- [Problem to solve]
Copy each line exactly.
==============================
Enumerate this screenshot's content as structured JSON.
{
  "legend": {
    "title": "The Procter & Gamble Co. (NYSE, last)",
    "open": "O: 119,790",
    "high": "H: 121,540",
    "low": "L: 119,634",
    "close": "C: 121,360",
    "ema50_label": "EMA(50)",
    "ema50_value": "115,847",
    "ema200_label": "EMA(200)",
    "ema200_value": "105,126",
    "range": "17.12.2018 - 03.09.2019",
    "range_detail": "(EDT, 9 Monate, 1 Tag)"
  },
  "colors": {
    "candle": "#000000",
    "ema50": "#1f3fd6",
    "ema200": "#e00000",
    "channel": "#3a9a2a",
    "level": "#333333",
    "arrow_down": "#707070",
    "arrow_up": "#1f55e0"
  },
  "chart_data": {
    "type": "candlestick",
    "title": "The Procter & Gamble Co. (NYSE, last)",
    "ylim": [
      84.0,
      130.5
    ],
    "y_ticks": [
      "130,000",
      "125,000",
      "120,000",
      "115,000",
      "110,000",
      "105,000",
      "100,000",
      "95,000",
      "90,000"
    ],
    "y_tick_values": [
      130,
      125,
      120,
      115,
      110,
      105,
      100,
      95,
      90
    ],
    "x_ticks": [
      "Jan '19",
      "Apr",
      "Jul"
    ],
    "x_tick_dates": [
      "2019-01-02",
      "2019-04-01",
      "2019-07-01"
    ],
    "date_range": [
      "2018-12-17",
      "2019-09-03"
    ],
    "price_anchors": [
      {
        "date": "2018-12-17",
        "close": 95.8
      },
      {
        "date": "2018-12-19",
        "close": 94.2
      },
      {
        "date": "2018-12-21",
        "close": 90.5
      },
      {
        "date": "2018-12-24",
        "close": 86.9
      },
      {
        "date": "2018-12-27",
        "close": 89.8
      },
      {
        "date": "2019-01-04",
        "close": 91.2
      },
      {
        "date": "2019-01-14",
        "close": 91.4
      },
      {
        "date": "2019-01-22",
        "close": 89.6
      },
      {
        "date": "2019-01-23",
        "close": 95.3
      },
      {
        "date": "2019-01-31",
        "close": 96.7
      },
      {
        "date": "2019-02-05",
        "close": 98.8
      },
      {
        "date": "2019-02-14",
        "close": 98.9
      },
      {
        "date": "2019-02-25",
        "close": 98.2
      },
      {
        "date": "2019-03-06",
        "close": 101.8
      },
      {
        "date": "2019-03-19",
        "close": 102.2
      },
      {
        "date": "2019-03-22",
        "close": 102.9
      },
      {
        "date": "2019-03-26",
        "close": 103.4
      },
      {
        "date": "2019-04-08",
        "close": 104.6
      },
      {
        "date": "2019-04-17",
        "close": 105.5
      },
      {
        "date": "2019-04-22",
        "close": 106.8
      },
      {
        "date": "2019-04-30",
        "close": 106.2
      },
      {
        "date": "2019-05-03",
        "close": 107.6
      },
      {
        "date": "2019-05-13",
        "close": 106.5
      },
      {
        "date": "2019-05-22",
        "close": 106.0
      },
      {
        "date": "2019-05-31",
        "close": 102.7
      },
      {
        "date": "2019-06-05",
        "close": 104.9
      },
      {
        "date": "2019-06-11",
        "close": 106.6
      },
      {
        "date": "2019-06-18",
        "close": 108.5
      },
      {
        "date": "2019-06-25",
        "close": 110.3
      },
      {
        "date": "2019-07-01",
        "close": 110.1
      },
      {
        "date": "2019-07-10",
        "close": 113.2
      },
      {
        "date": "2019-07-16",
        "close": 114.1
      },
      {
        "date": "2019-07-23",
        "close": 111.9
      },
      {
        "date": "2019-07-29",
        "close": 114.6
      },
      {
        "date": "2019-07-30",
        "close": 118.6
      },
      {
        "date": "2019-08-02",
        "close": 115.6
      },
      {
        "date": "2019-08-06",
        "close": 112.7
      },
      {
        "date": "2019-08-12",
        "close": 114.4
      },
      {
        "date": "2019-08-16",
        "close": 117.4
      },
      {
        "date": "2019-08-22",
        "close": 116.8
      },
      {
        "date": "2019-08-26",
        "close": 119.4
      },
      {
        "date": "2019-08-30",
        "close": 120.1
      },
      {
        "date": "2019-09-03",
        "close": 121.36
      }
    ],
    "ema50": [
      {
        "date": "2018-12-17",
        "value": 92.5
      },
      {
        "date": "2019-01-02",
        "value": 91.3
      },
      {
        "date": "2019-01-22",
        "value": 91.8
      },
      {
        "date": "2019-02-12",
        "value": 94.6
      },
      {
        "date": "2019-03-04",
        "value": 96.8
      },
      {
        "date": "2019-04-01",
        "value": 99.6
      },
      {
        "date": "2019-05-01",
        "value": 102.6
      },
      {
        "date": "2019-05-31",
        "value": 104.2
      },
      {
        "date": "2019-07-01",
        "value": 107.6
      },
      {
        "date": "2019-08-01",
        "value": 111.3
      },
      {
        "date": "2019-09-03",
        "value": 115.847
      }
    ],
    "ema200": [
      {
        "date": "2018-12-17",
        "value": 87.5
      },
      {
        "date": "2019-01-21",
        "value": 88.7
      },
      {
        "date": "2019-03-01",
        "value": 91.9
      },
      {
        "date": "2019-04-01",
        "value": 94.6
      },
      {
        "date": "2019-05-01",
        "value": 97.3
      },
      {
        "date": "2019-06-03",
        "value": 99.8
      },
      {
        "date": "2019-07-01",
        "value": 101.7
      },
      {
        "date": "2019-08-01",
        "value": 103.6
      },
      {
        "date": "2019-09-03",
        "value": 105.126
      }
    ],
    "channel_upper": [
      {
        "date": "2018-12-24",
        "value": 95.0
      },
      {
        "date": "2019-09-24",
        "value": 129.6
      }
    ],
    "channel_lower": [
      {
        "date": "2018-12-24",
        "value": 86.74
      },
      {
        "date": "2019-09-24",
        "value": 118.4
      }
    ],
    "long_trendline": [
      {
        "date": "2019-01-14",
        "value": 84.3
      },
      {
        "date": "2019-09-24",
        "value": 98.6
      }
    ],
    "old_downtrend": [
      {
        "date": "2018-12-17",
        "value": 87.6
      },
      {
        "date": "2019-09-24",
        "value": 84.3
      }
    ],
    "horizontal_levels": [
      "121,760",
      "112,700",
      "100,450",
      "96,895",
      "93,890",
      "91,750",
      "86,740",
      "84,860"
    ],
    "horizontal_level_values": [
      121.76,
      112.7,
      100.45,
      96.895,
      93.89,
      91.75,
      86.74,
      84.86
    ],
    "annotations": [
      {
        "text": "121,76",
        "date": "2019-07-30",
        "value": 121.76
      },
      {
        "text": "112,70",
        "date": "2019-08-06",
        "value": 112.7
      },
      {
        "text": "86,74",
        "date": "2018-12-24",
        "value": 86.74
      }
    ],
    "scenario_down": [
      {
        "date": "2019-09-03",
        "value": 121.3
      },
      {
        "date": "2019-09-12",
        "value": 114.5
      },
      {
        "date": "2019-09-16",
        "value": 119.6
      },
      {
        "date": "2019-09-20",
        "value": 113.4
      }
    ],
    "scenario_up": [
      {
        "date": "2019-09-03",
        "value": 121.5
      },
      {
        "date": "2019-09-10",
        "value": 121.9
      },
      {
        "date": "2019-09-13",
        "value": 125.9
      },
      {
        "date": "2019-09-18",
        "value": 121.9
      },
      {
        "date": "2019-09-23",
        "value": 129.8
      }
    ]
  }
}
==============================
- [Response]
Enumerate this screenshot's content as structured JSON.
{
  "legend": {
    "title": "The Procter & Gamble Co. (NYSE, last)",
    "open": "O: 119,790",
    "high": "H: 121,540",
    "low": "L: 119,634",
    "close": "C: 121,360",
    "ema50_label": "EMA(50)",
    "ema50_value": "115,847",
    "ema200_label": "EMA(200)",
    "ema200_value": "105,126",
    "range": "17.12.2018 - 03.09.2019",
    "range_detail": "(EDT, 9 Monate, 1 Tag)"
  },
  "colors": {
    "candle": "#000000",
    "ema50": "#1f3fd6",
    "ema200": "#e00000",
    "channel": "#3a9a2a",
    "level": "#333333",
    "arrow_down": "#707070",
    "arrow_up": "#1f55e0"
  },
  "chart_data": {
    "type": "candlestick",
    "title": "The Procter & Gamble Co. (NYSE, last)",
    "ylim": [
      84.0,
      130.5
    ],
    "y_ticks": [
      "130,000",
      "125,000",
      "120,000",
      "115,000",
      "110,000",
      "105,000",
      "100,000",
      "95,000",
      "90,000"
    ],
    "y_tick_values": [
      130,
      125,
      120,
      115,
      110,
      105,
      100,
      95,
      90
    ],
    "x_ticks": [
      "Jan '19",
      "Apr",
      "Jul"
    ],
    "x_tick_dates": [
      "2019-01-02",
      "2019-04-01",
      "2019-07-01"
    ],
    "date_range": [
      "2018-12-17",
      "2019-09-03"
    ],
    "price_anchors": [
      {
        "date": "2018-12-17",
        "close": 95.8
      },
      {
        "date": "2018-12-19",
        "close": 94.2
      },
      {
        "date": "2018-12-21",
        "close": 90.5
      },
      {
        "date": "2018-12-24",
        "close": 86.9
      },
      {
        "date": "2018-12-27",
        "close": 89.8
      },
      {
        "date": "2019-01-04",
        "close": 91.2
      },
      {
        "date": "2019-01-14",
        "close": 91.4
      },
      {
        "date": "2019-01-22",
        "close": 89.6
      },
      {
        "date": "2019-01-23",
        "close": 95.3
      },
      {
        "date": "2019-01-31",
        "close": 96.7
      },
      {
        "date": "2019-02-05",
        "close": 98.8
      },
      {
        "date": "2019-02-14",
        "close": 98.9
      },
      {
        "date": "2019-02-25",
        "close": 98.2
      },
      {
        "date": "2019-03-06",
        "close": 101.8
      },
      {
        "date": "2019-03-19",
        "close": 102.2
      },
      {
        "date": "2019-03-22",
        "close": 102.9
      },
      {
        "date": "2019-03-26",
        "close": 103.4
      },
      {
        "date": "2019-04-08",
        "close": 104.6
      },
      {
        "date": "2019-04-17",
        "close": 105.5
      },
      {
        "date": "2019-04-22",
        "close": 106.8
      },
      {
        "date": "2019-04-30",
        "close": 106.2
      },
      {
        "date": "2019-05-03",
        "close": 107.6
      },
      {
        "date": "2019-05-13",
        "close": 106.5
      },
      {
        "date": "2019-05-22",
        "close": 106.0
      },
      {
        "date": "2019-05-31",
        "close": 102.7
      },
      {
        "date": "2019-06-05",
        "close": 104.9
      },
      {
        "date": "2019-06-11",
        "close": 106.6
      },
      {
        "date": "2019-06-18",
        "close": 108.5
      },
      {
        "date": "2019-06-25",
        "close": 110.3
      },
      {
        "date": "2019-07-01",
        "close": 110.1
      },
      {
        "date": "2019-07-10",
        "close": 113.2
      },
      {
        "date": "2019-07-16",
        "close": 114.1
      },
      {
        "date": "2019-07-23",
        "close": 111.9
      },
      {
        "date": "2019-07-29",
        "close": 114.6
      },
      {
        "date": "2019-07-30",
        "close": 118.6
      },
      {
        "date": "2019-08-02",
        "close": 115.6
      },
      {
        "date": "2019-08-06",
        "close": 112.7
      },
      {
        "date": "2019-08-12",
        "close": 114.4
      },
      {
        "date": "2019-08-16",
        "close": 117.4
      },
      {
        "date": "2019-08-22",
        "close": 116.8
      },
      {
        "date": "2019-08-26",
        "close": 119.4
      },
      {
        "date": "2019-08-30",
        "close": 120.1
      },
      {
        "date": "2019-09-03",
        "close": 121.36
      }
    ],
    "ema50": [
      {
        "date": "2018-12-17",
        "value": 92.5
      },
      {
        "date": "2019-01-02",
        "value": 91.3
      },
      {
        "date": "2019-01-22",
        "value": 91.8
      },
      {
        "date": "2019-02-12",
        "value": 94.6
      },
      {
        "date": "2019-03-04",
        "value": 96.8
      },
      {
        "date": "2019-04-01",
        "value": 99.6
      },
      {
        "date": "2019-05-01",
        "value": 102.6
      },
      {
        "date": "2019-05-31",
        "value": 104.2
      },
      {
        "date": "2019-07-01",
        "value": 107.6
      },
      {
        "date": "2019-08-01",
        "value": 111.3
      },
      {
        "date": "2019-09-03",
        "value": 115.847
      }
    ],
    "ema200": [
      {
        "date": "2018-12-17",
        "value": 87.5
      },
      {
        "date": "2019-01-21",
        "value": 88.7
      },
      {
        "date": "2019-03-01",
        "value": 91.9
      },
      {
        "date": "2019-04-01",
        "value": 94.6
      },
      {
        "date": "2019-05-01",
        "value": 97.3
      },
      {
        "date": "2019-06-03",
        "value": 99.8
      },
      {
        "date": "2019-07-01",
        "value": 101.7
      },
      {
        "date": "2019-08-01",
        "value": 103.6
      },
      {
        "date": "2019-09-03",
        "value": 105.126
      }
    ],
    "channel_upper": [
      {
        "date": "2018-12-24",
        "value": 95.0
      },
      {
        "date": "2019-09-24",
        "value": 129.6
      }
    ],
    "channel_lower": [
      {
        "date": "2018-12-24",
        "value": 86.74
      },
      {
        "date": "2019-09-24",
        "value": 118.4
      }
    ],
    "long_trendline": [
      {
        "date": "2019-01-14",
        "value": 84.3
      },
      {
        "date": "2019-09-24",
        "value": 98.6
      }
    ],
    "old_downtrend": [
      {
        "date": "2018-12-17",
        "value": 87.6
      },
      {
        "date": "2019-09-24",
        "value": 84.3
      }
    ],
    "horizontal_levels": [
      "121,760",
      "112,700",
      "100,450",
      "96,895",
      "93,890",
      "91,750",
      "86,740",
      "84,860"
    ],
    "horizontal_level_values": [
      121.76,
      112.7,
      100.45,
      96.895,
      93.89,
      91.75,
      86.74,
      84.86
    ],
    "annotations": [
      {
        "text": "121,76",
        "date": "2019-07-30",
        "value": 121.76
      },
      {
        "text": "112,70",
        "date": "2019-08-06",
        "value": 112.7
      },
      {
        "text": "86,74",
        "date": "2018-12-24",
        "value": 86.74
      }
    ],
    "scenario_down": [
      {
        "date": "2019-09-03",
        "value": 121.3
      },
      {
        "date": "2019-09-12",
        "value": 114.5
      },
      {
        "date": "2019-09-16",
        "value": 119.6
      },
      {
        "date": "2019-09-20",
        "value": 113.4
      }
    ],
    "scenario_up": [
      {
        "date": "2019-09-03",
        "value": 121.5
      },
      {
        "date": "2019-09-10",
        "value": 121.9
      },
      {
        "date": "2019-09-13",
        "value": 125.9
      },
      {
        "date": "2019-09-18",
        "value": 121.9
      },
      {
        "date": "2019-09-23",
        "value": 129.8
      }
    ]
  }
}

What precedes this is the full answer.